■ **Stated exercise**:
Copy out every line below that contains the string "最美好的花朵". Case counts.

■ **Source data**:
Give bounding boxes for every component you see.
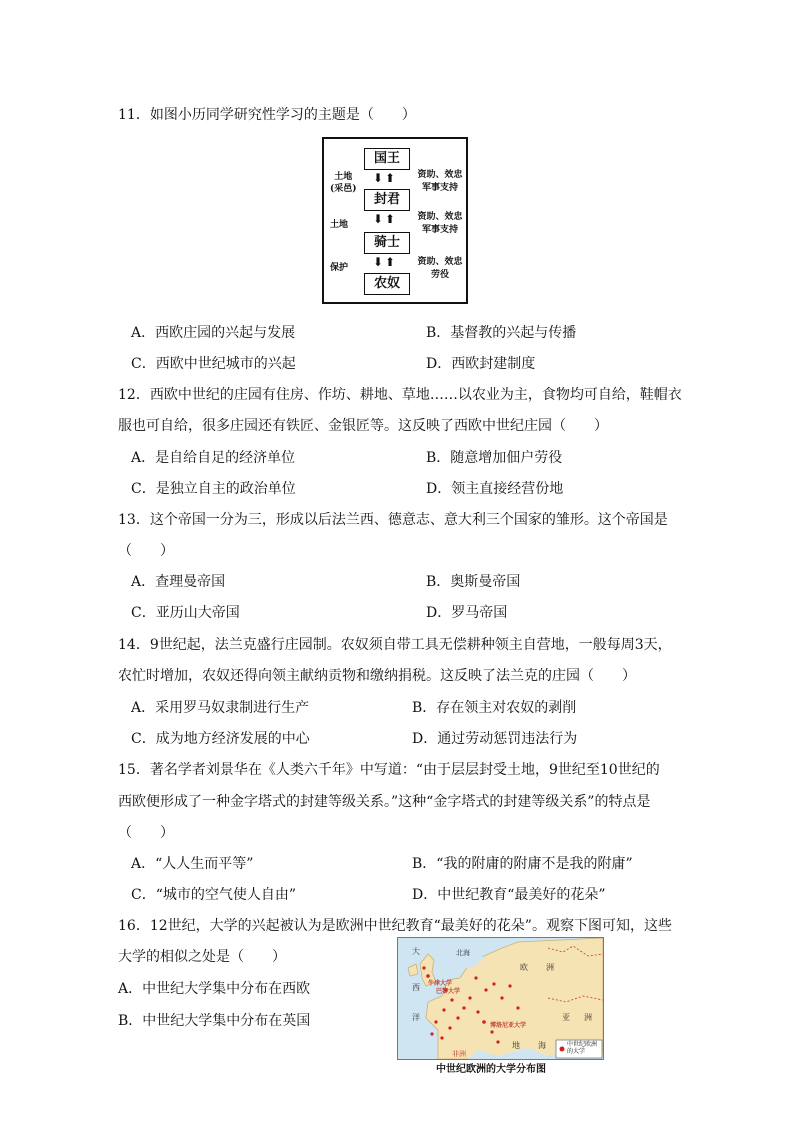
q15-stem-line2: 西欧便形成了一种金字塔式的封建等级关系。”这种“金字塔式的封建等级关系”的特点是 [118,794,651,810]
q14-option-b[interactable]: B．存在领主对农奴的剥削 [412,700,577,716]
feudal-hierarchy-diagram [322,137,468,304]
q15-option-b[interactable]: B．“我的附庸的附庸不是我的附庸” [412,856,633,872]
q13-option-a[interactable]: A．查理曼帝国 [131,574,226,590]
univ-dot [474,976,477,979]
univ-dot [496,1040,499,1043]
univ-dot [448,1026,451,1029]
map-caption: 中世纪欧洲的大学分布图 [436,1064,546,1075]
q15-option-d[interactable]: D．中世纪教育“最美好的花朵” [412,887,606,903]
univ-dot [516,1006,519,1009]
label-north-sea: 北海 [456,949,470,957]
q15-option-c[interactable]: C．“城市的空气使人自由” [131,887,297,903]
label-zhou2: 洲 [584,1013,592,1022]
label-oxford: 牛津大学 [428,980,453,987]
q11-option-b[interactable]: B．基督教的兴起与传播 [426,325,577,341]
right-label-1: 资助、效忠 军事支持 [417,170,463,193]
q16-option-b[interactable]: B．中世纪大学集中分布在英国 [118,1013,311,1029]
rank-serf: 农奴 [364,273,410,295]
label-ou: 欧 [520,963,528,972]
label-di: 地 [512,1041,520,1050]
univ-dot [434,1020,437,1023]
univ-dot [450,998,453,1001]
q14-stem-line1: 14．9世纪起，法兰克盛行庄园制。农奴须自带工具无偿耕种领主自营地，一般每周3天， [118,637,672,653]
univ-dot [468,996,471,999]
univ-dot [476,1010,479,1013]
q12-option-a[interactable]: A．是自给自足的经济单位 [131,450,296,466]
medieval-universities-map [397,937,604,1060]
univ-dot [492,982,495,985]
rank-lord: 封君 [364,189,410,211]
rank-king: 国王 [364,148,410,170]
q16-stem-line1: 16．12世纪，大学的兴起被认为是欧洲中世纪教育“最美好的花朵”。观察下图可知，这些 [118,918,672,934]
q12-option-b[interactable]: B．随意增加佃户劳役 [426,450,563,466]
rank-knight: 骑士 [364,232,410,254]
label-ya: 亚 [562,1013,570,1022]
univ-dot [490,1030,493,1033]
q14-option-a[interactable]: A．采用罗马奴隶制进行生产 [131,700,310,716]
univ-dot [422,966,425,969]
q16-stem-line2: 大学的相似之处是（ ） [118,949,286,965]
left-label-2: 土地 [330,220,349,230]
arrows-3: ⬇⬆ [373,255,398,269]
univ-dot [440,1036,443,1039]
q13-option-c[interactable]: C．亚历山大帝国 [131,605,240,621]
univ-dot [508,984,511,987]
label-yang: 洋 [412,1013,420,1022]
q12-option-d[interactable]: D．领主直接经营份地 [426,481,564,497]
univ-dot [462,1006,465,1009]
label-paris: 巴黎大学 [436,988,461,995]
q13-stem-line2: （ ） [118,543,174,559]
q14-option-d[interactable]: D．通过劳动惩罚违法行为 [412,731,578,747]
univ-dot [456,1016,459,1019]
q15-stem-line3: （ ） [118,825,174,841]
q13-stem-line1: 13．这个帝国一分为三，形成以后法兰西、德意志、意大利三个国家的雏形。这个帝国是 [118,512,668,528]
arrows-2: ⬇⬆ [373,212,398,226]
right-label-3: 资助、效忠 劳役 [417,257,463,280]
univ-dot [500,996,503,999]
left-label-1: 土地 (采邑) [330,172,357,194]
q11-option-d[interactable]: D．西欧封建制度 [426,356,536,372]
legend-text: 中世纪欧洲的大学 [567,1041,598,1055]
q11-stem: 11．如图小历同学研究性学习的主题是（ ） [118,107,416,123]
label-zhou: 洲 [546,963,554,972]
label-hai: 海 [538,1041,546,1050]
univ-dot [484,988,487,991]
q11-option-c[interactable]: C．西欧中世纪城市的兴起 [131,356,296,372]
univ-dot [430,1032,433,1035]
q14-option-c[interactable]: C．成为地方经济发展的中心 [131,731,310,747]
q13-option-d[interactable]: D．罗马帝国 [426,605,508,621]
label-da: 大 [412,947,420,956]
q12-stem-line2: 服也可自给，很多庄园还有铁匠、金银匠等。这反映了西欧中世纪庄园（ ） [118,418,608,434]
q14-stem-line2: 农忙时增加，农奴还得向领主献纳贡物和缴纳捐税。这反映了法兰克的庄园（ ） [118,668,636,684]
label-africa: 非洲 [452,1050,466,1058]
label-bologna: 博洛尼亚大学 [490,1022,527,1029]
q15-stem-line1: 15．著名学者刘景华在《人类六千年》中写道：“由于层层封受土地，9世纪至10世纪的 [118,762,660,778]
label-xi: 西 [412,983,420,992]
right-label-2: 资助、效忠 军事支持 [417,212,463,235]
q15-option-a[interactable]: A．“人人生而平等” [131,856,254,872]
q12-stem-line1: 12．西欧中世纪的庄园有住房、作坊、耕地、草地……以农业为主，食物均可自给，鞋帽衣 [118,387,682,403]
q12-option-c[interactable]: C．是独立自主的政治单位 [131,481,296,497]
q16-option-a[interactable]: A．中世纪大学集中分布在西欧 [118,981,311,997]
univ-dot [442,1008,445,1011]
left-label-3: 保护 [330,263,349,273]
univ-dot [482,1020,486,1024]
q11-option-a[interactable]: A．西欧庄园的兴起与发展 [131,325,296,341]
arrows-1: ⬇⬆ [373,171,398,185]
legend-dot [560,1047,565,1052]
q13-option-b[interactable]: B．奥斯曼帝国 [426,574,521,590]
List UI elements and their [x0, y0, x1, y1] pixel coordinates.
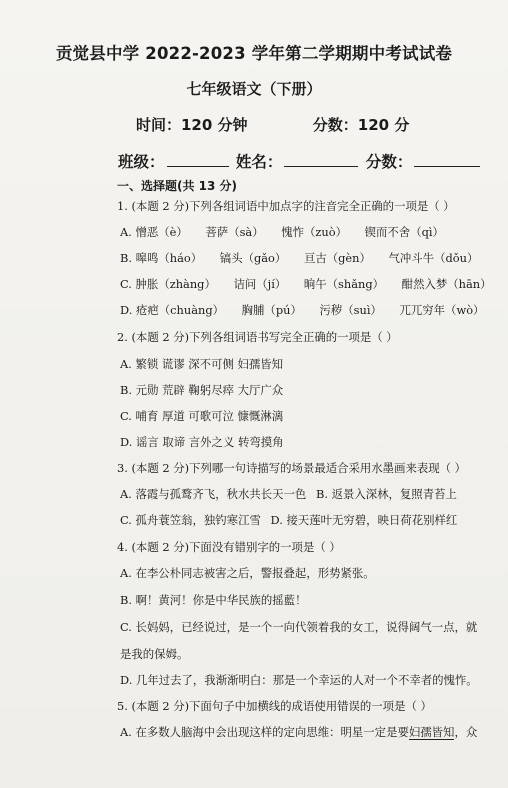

■ **Answer below**:
q15-option-d[interactable]: D．中世纪教育“最美好的花朵” [412,887,606,903]
q16-stem-line1: 16．12世纪，大学的兴起被认为是欧洲中世纪教育“最美好的花朵”。观察下图可知，这些 [118,918,672,934]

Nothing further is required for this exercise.